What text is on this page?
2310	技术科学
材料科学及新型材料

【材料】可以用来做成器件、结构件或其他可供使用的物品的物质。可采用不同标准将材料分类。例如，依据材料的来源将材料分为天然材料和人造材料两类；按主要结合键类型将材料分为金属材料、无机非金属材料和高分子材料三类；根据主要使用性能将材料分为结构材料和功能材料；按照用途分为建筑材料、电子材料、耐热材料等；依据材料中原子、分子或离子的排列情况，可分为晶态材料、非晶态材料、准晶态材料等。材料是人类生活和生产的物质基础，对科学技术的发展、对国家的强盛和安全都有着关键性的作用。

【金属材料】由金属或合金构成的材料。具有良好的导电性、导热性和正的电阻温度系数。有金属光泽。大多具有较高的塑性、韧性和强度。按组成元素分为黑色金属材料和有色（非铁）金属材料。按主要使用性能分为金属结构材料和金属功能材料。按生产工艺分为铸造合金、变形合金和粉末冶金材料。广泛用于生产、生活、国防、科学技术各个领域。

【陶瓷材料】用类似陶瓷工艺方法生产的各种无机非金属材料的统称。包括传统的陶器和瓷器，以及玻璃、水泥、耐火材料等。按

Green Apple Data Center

## WHAT IS BEING ASKED
Give all the entries again exactly; leave none out.

## THE COMPLETED TASK
What text is on this page?
2310	技术科学
材料科学及新型材料

【材料】可以用来做成器件、结构件或其他可供使用的物品的物质。可采用不同标准将材料分类。例如，依据材料的来源将材料分为天然材料和人造材料两类；按主要结合键类型将材料分为金属材料、无机非金属材料和高分子材料三类；根据主要使用性能将材料分为结构材料和功能材料；按照用途分为建筑材料、电子材料、耐热材料等；依据材料中原子、分子或离子的排列情况，可分为晶态材料、非晶态材料、准晶态材料等。材料是人类生活和生产的物质基础，对科学技术的发展、对国家的强盛和安全都有着关键性的作用。

【金属材料】由金属或合金构成的材料。具有良好的导电性、导热性和正的电阻温度系数。有金属光泽。大多具有较高的塑性、韧性和强度。按组成元素分为黑色金属材料和有色（非铁）金属材料。按主要使用性能分为金属结构材料和金属功能材料。按生产工艺分为铸造合金、变形合金和粉末冶金材料。广泛用于生产、生活、国防、科学技术各个领域。

【陶瓷材料】用类似陶瓷工艺方法生产的各种无机非金属材料的统称。包括传统的陶器和瓷器，以及玻璃、水泥、耐火材料等。按

Green Apple Data Center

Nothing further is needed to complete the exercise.